Records contained in a dataset:
===============

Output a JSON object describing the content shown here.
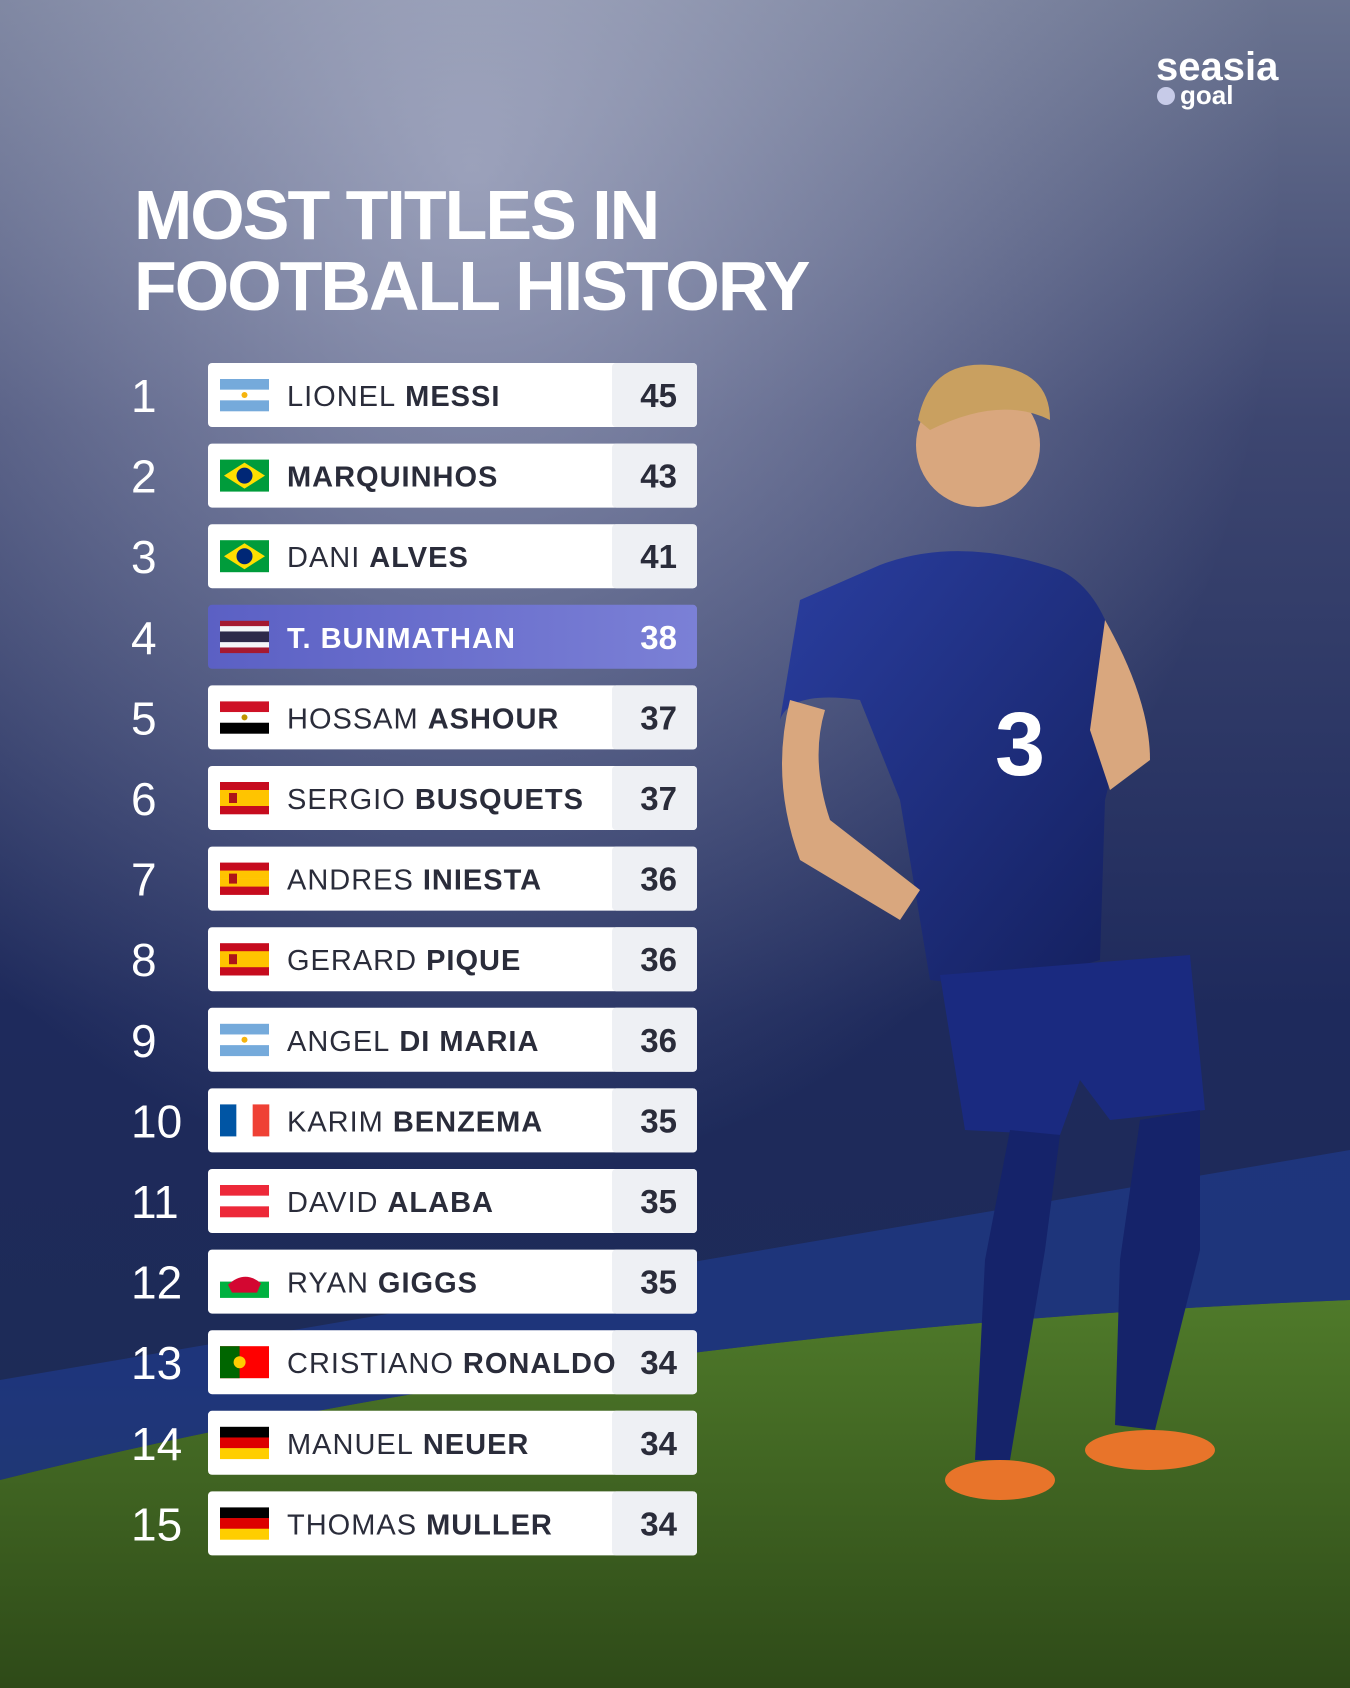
{
  "brand": {
    "name": "seasia",
    "sub": "goal"
  },
  "title": {
    "line1": "MOST TITLES IN",
    "line2": "FOOTBALL HISTORY"
  },
  "rows": [
    {
      "rank": 1,
      "first": "LIONEL",
      "last": "MESSI",
      "titles": 45
    },
    {
      "rank": 2,
      "first": "",
      "last": "MARQUINHOS",
      "titles": 43
    },
    {
      "rank": 3,
      "first": "DANI",
      "last": "ALVES",
      "titles": 41
    },
    {
      "rank": 4,
      "first": "T.",
      "last": "BUNMATHAN",
      "titles": 38
    },
    {
      "rank": 5,
      "first": "HOSSAM",
      "last": "ASHOUR",
      "titles": 37
    },
    {
      "rank": 6,
      "first": "SERGIO",
      "last": "BUSQUETS",
      "titles": 37
    },
    {
      "rank": 7,
      "first": "ANDRES",
      "last": "INIESTA",
      "titles": 36
    },
    {
      "rank": 8,
      "first": "GERARD",
      "last": "PIQUE",
      "titles": 36
    },
    {
      "rank": 9,
      "first": "ANGEL",
      "last": "DI MARIA",
      "titles": 36
    },
    {
      "rank": 10,
      "first": "KARIM",
      "last": "BENZEMA",
      "titles": 35
    },
    {
      "rank": 11,
      "first": "DAVID",
      "last": "ALABA",
      "titles": 35
    },
    {
      "rank": 12,
      "first": "RYAN",
      "last": "GIGGS",
      "titles": 35
    },
    {
      "rank": 13,
      "first": "CRISTIANO",
      "last": "RONALDO",
      "titles": 34
    },
    {
      "rank": 14,
      "first": "MANUEL",
      "last": "NEUER",
      "titles": 34
    },
    {
      "rank": 15,
      "first": "THOMAS",
      "last": "MULLER",
      "titles": 34
    }
  ]
}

===============

• _To do_:
Quote the material exactly. Pictures stay out.

• _Problem solution_:
Output a JSON object describing the content shown here.
{
  "brand": {
    "name": "seasia",
    "sub": "goal"
  },
  "title": {
    "line1": "MOST TITLES IN",
    "line2": "FOOTBALL HISTORY"
  },
  "rows": [
    {
      "rank": 1,
      "first": "LIONEL",
      "last": "MESSI",
      "titles": 45
    },
    {
      "rank": 2,
      "first": "",
      "last": "MARQUINHOS",
      "titles": 43
    },
    {
      "rank": 3,
      "first": "DANI",
      "last": "ALVES",
      "titles": 41
    },
    {
      "rank": 4,
      "first": "T.",
      "last": "BUNMATHAN",
      "titles": 38
    },
    {
      "rank": 5,
      "first": "HOSSAM",
      "last": "ASHOUR",
      "titles": 37
    },
    {
      "rank": 6,
      "first": "SERGIO",
      "last": "BUSQUETS",
      "titles": 37
    },
    {
      "rank": 7,
      "first": "ANDRES",
      "last": "INIESTA",
      "titles": 36
    },
    {
      "rank": 8,
      "first": "GERARD",
      "last": "PIQUE",
      "titles": 36
    },
    {
      "rank": 9,
      "first": "ANGEL",
      "last": "DI MARIA",
      "titles": 36
    },
    {
      "rank": 10,
      "first": "KARIM",
      "last": "BENZEMA",
      "titles": 35
    },
    {
      "rank": 11,
      "first": "DAVID",
      "last": "ALABA",
      "titles": 35
    },
    {
      "rank": 12,
      "first": "RYAN",
      "last": "GIGGS",
      "titles": 35
    },
    {
      "rank": 13,
      "first": "CRISTIANO",
      "last": "RONALDO",
      "titles": 34
    },
    {
      "rank": 14,
      "first": "MANUEL",
      "last": "NEUER",
      "titles": 34
    },
    {
      "rank": 15,
      "first": "THOMAS",
      "last": "MULLER",
      "titles": 34
    }
  ]
}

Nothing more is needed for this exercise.